-- Start RECORDS SHOWN --
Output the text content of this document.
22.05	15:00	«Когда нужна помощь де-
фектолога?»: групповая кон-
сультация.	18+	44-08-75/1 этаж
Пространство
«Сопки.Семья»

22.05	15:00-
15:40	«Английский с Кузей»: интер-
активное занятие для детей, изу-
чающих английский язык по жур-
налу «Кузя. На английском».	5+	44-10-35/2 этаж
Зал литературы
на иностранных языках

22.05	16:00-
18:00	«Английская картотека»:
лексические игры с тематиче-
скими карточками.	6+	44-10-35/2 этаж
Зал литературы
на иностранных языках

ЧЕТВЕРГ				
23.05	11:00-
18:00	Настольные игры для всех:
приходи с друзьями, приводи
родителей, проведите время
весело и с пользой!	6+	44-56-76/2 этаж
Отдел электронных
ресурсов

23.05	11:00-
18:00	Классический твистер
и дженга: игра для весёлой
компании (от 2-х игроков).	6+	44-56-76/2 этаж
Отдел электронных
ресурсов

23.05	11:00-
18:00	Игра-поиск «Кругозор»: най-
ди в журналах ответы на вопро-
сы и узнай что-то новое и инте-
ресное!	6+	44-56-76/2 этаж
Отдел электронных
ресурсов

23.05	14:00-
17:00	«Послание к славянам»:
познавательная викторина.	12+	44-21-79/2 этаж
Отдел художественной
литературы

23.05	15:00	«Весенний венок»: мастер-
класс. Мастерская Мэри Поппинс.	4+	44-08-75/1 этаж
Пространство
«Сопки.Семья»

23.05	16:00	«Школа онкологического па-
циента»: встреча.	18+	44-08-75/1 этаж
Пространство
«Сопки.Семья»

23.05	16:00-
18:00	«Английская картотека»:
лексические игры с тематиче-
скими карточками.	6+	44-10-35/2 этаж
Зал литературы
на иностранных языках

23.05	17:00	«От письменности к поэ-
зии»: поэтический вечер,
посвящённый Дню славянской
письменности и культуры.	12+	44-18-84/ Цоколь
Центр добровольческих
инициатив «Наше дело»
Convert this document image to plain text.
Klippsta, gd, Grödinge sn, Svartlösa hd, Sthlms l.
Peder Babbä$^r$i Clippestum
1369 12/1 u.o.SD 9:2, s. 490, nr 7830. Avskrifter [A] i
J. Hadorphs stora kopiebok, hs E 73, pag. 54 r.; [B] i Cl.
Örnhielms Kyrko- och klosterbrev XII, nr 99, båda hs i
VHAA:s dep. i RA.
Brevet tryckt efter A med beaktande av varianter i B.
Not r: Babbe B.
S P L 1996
-- End RECORDS SHOWN --
Above are the records; retype every one exactly.

### FINISHED ANSWER:
Output the text content of this document.
22.05	15:00	«Когда нужна помощь де-
фектолога?»: групповая кон-
сультация.	18+	44-08-75/1 этаж
Пространство
«Сопки.Семья»

22.05	15:00-
15:40	«Английский с Кузей»: интер-
активное занятие для детей, изу-
чающих английский язык по жур-
налу «Кузя. На английском».	5+	44-10-35/2 этаж
Зал литературы
на иностранных языках

22.05	16:00-
18:00	«Английская картотека»:
лексические игры с тематиче-
скими карточками.	6+	44-10-35/2 этаж
Зал литературы
на иностранных языках

ЧЕТВЕРГ				
23.05	11:00-
18:00	Настольные игры для всех:
приходи с друзьями, приводи
родителей, проведите время
весело и с пользой!	6+	44-56-76/2 этаж
Отдел электронных
ресурсов

23.05	11:00-
18:00	Классический твистер
и дженга: игра для весёлой
компании (от 2-х игроков).	6+	44-56-76/2 этаж
Отдел электронных
ресурсов

23.05	11:00-
18:00	Игра-поиск «Кругозор»: най-
ди в журналах ответы на вопро-
сы и узнай что-то новое и инте-
ресное!	6+	44-56-76/2 этаж
Отдел электронных
ресурсов

23.05	14:00-
17:00	«Послание к славянам»:
познавательная викторина.	12+	44-21-79/2 этаж
Отдел художественной
литературы

23.05	15:00	«Весенний венок»: мастер-
класс. Мастерская Мэри Поппинс.	4+	44-08-75/1 этаж
Пространство
«Сопки.Семья»

23.05	16:00	«Школа онкологического па-
циента»: встреча.	18+	44-08-75/1 этаж
Пространство
«Сопки.Семья»

23.05	16:00-
18:00	«Английская картотека»:
лексические игры с тематиче-
скими карточками.	6+	44-10-35/2 этаж
Зал литературы
на иностранных языках

23.05	17:00	«От письменности к поэ-
зии»: поэтический вечер,
посвящённый Дню славянской
письменности и культуры.	12+	44-18-84/ Цоколь
Центр добровольческих
инициатив «Наше дело»
Convert this document image to plain text.
Klippsta, gd, Grödinge sn, Svartlösa hd, Sthlms l.
Peder Babbä$^r$i Clippestum
1369 12/1 u.o.SD 9:2, s. 490, nr 7830. Avskrifter [A] i
J. Hadorphs stora kopiebok, hs E 73, pag. 54 r.; [B] i Cl.
Örnhielms Kyrko- och klosterbrev XII, nr 99, båda hs i
VHAA:s dep. i RA.
Brevet tryckt efter A med beaktande av varianter i B.
Not r: Babbe B.
S P L 1996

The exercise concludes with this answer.